--- START ---
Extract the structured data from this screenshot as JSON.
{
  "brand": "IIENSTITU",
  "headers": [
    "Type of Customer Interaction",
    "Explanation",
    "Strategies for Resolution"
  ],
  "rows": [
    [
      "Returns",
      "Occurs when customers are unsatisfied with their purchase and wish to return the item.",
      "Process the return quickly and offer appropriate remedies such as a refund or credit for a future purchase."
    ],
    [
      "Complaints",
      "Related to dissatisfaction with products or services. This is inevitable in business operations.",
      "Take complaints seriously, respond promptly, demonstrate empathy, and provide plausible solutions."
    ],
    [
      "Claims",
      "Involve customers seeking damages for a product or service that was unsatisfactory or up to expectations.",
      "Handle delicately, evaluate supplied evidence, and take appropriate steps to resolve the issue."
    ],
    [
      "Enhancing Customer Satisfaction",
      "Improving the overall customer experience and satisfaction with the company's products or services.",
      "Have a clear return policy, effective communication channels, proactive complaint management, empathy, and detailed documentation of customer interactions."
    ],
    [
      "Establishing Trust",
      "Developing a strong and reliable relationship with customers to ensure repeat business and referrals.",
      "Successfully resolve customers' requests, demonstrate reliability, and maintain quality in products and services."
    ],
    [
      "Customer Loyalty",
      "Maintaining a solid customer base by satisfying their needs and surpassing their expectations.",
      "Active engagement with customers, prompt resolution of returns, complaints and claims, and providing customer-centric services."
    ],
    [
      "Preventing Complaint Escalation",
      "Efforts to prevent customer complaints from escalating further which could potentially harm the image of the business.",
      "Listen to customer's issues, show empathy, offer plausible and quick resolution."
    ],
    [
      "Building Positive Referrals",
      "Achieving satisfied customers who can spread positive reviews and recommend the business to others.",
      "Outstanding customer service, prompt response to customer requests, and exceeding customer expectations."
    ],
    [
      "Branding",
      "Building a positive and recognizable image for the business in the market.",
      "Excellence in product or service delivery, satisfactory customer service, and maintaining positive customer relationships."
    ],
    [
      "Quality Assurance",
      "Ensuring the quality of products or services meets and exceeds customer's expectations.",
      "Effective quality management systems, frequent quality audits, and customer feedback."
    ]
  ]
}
--- END ---
Restate the whole listing exactly.

FULL OUTPUT:
Extract the structured data from this screenshot as JSON.
{
  "brand": "IIENSTITU",
  "headers": [
    "Type of Customer Interaction",
    "Explanation",
    "Strategies for Resolution"
  ],
  "rows": [
    [
      "Returns",
      "Occurs when customers are unsatisfied with their purchase and wish to return the item.",
      "Process the return quickly and offer appropriate remedies such as a refund or credit for a future purchase."
    ],
    [
      "Complaints",
      "Related to dissatisfaction with products or services. This is inevitable in business operations.",
      "Take complaints seriously, respond promptly, demonstrate empathy, and provide plausible solutions."
    ],
    [
      "Claims",
      "Involve customers seeking damages for a product or service that was unsatisfactory or up to expectations.",
      "Handle delicately, evaluate supplied evidence, and take appropriate steps to resolve the issue."
    ],
    [
      "Enhancing Customer Satisfaction",
      "Improving the overall customer experience and satisfaction with the company's products or services.",
      "Have a clear return policy, effective communication channels, proactive complaint management, empathy, and detailed documentation of customer interactions."
    ],
    [
      "Establishing Trust",
      "Developing a strong and reliable relationship with customers to ensure repeat business and referrals.",
      "Successfully resolve customers' requests, demonstrate reliability, and maintain quality in products and services."
    ],
    [
      "Customer Loyalty",
      "Maintaining a solid customer base by satisfying their needs and surpassing their expectations.",
      "Active engagement with customers, prompt resolution of returns, complaints and claims, and providing customer-centric services."
    ],
    [
      "Preventing Complaint Escalation",
      "Efforts to prevent customer complaints from escalating further which could potentially harm the image of the business.",
      "Listen to customer's issues, show empathy, offer plausible and quick resolution."
    ],
    [
      "Building Positive Referrals",
      "Achieving satisfied customers who can spread positive reviews and recommend the business to others.",
      "Outstanding customer service, prompt response to customer requests, and exceeding customer expectations."
    ],
    [
      "Branding",
      "Building a positive and recognizable image for the business in the market.",
      "Excellence in product or service delivery, satisfactory customer service, and maintaining positive customer relationships."
    ],
    [
      "Quality Assurance",
      "Ensuring the quality of products or services meets and exceeds customer's expectations.",
      "Effective quality management systems, frequent quality audits, and customer feedback."
    ]
  ]
}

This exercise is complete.